Source data

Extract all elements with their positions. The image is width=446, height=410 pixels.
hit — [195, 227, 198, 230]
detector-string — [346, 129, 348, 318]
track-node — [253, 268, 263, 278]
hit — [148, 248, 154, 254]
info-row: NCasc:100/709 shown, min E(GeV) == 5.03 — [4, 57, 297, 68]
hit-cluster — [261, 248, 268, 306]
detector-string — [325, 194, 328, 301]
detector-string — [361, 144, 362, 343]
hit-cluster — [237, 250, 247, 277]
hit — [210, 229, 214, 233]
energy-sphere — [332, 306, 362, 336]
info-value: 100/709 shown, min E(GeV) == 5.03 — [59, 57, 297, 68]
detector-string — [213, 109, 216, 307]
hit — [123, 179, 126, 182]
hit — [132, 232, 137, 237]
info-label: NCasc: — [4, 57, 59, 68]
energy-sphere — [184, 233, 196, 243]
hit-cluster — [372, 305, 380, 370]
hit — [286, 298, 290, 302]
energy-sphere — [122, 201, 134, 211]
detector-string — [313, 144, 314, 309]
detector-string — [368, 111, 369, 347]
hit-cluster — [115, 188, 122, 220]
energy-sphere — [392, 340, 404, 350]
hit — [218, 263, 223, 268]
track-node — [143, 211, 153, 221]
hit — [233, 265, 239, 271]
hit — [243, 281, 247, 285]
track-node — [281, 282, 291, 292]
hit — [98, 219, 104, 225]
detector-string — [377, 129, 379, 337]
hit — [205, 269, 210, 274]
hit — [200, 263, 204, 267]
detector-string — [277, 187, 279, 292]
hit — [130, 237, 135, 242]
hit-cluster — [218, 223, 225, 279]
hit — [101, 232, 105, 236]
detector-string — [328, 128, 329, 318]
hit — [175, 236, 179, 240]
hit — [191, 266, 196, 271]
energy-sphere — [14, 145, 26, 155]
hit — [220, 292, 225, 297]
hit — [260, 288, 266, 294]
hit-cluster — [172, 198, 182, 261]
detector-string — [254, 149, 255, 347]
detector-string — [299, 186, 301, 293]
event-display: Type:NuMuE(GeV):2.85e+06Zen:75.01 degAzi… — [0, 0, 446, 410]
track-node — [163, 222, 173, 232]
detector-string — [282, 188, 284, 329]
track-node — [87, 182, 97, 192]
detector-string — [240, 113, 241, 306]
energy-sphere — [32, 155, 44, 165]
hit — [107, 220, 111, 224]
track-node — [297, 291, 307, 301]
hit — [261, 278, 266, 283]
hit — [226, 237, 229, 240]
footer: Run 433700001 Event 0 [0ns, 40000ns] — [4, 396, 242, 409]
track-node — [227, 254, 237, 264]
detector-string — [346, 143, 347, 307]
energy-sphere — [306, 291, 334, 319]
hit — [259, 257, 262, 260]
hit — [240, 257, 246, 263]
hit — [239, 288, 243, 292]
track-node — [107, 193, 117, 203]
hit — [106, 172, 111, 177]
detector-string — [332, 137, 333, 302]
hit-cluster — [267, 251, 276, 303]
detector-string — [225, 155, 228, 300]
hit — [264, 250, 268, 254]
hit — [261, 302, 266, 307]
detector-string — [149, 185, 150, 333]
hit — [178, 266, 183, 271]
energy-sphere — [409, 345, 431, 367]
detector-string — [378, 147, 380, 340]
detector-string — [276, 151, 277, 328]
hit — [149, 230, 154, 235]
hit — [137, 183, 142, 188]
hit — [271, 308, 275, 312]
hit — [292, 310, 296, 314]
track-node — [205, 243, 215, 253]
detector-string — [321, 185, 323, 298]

• [EXERCISE OBJECTIVE]
Return every line of the entries above verbatim, in the same order.

• [SOLUTION FOR THIS EXERCISE]
Extract all elements with their positions. The image is width=446, height=410 pixels.
hit — [195, 227, 198, 230]
detector-string — [346, 129, 348, 318]
track-node — [253, 268, 263, 278]
hit — [148, 248, 154, 254]
info-row: NCasc:100/709 shown, min E(GeV) == 5.03 — [4, 57, 297, 68]
hit-cluster — [261, 248, 268, 306]
detector-string — [325, 194, 328, 301]
detector-string — [361, 144, 362, 343]
hit-cluster — [237, 250, 247, 277]
hit — [210, 229, 214, 233]
energy-sphere — [332, 306, 362, 336]
info-value: 100/709 shown, min E(GeV) == 5.03 — [59, 57, 297, 68]
detector-string — [213, 109, 216, 307]
hit — [123, 179, 126, 182]
hit — [132, 232, 137, 237]
info-label: NCasc: — [4, 57, 59, 68]
energy-sphere — [184, 233, 196, 243]
hit-cluster — [372, 305, 380, 370]
hit — [286, 298, 290, 302]
energy-sphere — [122, 201, 134, 211]
detector-string — [313, 144, 314, 309]
detector-string — [368, 111, 369, 347]
hit-cluster — [115, 188, 122, 220]
energy-sphere — [392, 340, 404, 350]
hit — [218, 263, 223, 268]
track-node — [143, 211, 153, 221]
hit — [233, 265, 239, 271]
hit — [243, 281, 247, 285]
track-node — [281, 282, 291, 292]
hit — [98, 219, 104, 225]
detector-string — [377, 129, 379, 337]
hit — [205, 269, 210, 274]
hit — [200, 263, 204, 267]
detector-string — [277, 187, 279, 292]
hit — [130, 237, 135, 242]
hit-cluster — [218, 223, 225, 279]
hit — [101, 232, 105, 236]
detector-string — [328, 128, 329, 318]
hit — [175, 236, 179, 240]
hit — [191, 266, 196, 271]
energy-sphere — [14, 145, 26, 155]
hit — [220, 292, 225, 297]
hit — [260, 288, 266, 294]
hit-cluster — [172, 198, 182, 261]
detector-string — [254, 149, 255, 347]
detector-string — [299, 186, 301, 293]
event-display: Type:NuMuE(GeV):2.85e+06Zen:75.01 degAzi… — [0, 0, 446, 410]
track-node — [163, 222, 173, 232]
detector-string — [282, 188, 284, 329]
track-node — [87, 182, 97, 192]
detector-string — [240, 113, 241, 306]
energy-sphere — [32, 155, 44, 165]
hit — [107, 220, 111, 224]
track-node — [297, 291, 307, 301]
hit — [261, 278, 266, 283]
hit — [226, 237, 229, 240]
footer: Run 433700001 Event 0 [0ns, 40000ns] — [4, 396, 242, 409]
track-node — [227, 254, 237, 264]
detector-string — [346, 143, 347, 307]
energy-sphere — [306, 291, 334, 319]
hit — [259, 257, 262, 260]
hit — [240, 257, 246, 263]
hit — [239, 288, 243, 292]
track-node — [107, 193, 117, 203]
hit — [106, 172, 111, 177]
detector-string — [332, 137, 333, 302]
hit-cluster — [267, 251, 276, 303]
detector-string — [225, 155, 228, 300]
hit — [264, 250, 268, 254]
hit — [261, 302, 266, 307]
detector-string — [149, 185, 150, 333]
hit — [178, 266, 183, 271]
energy-sphere — [409, 345, 431, 367]
detector-string — [378, 147, 380, 340]
detector-string — [276, 151, 277, 328]
hit — [149, 230, 154, 235]
hit — [137, 183, 142, 188]
hit — [271, 308, 275, 312]
hit — [292, 310, 296, 314]
track-node — [205, 243, 215, 253]
detector-string — [321, 185, 323, 298]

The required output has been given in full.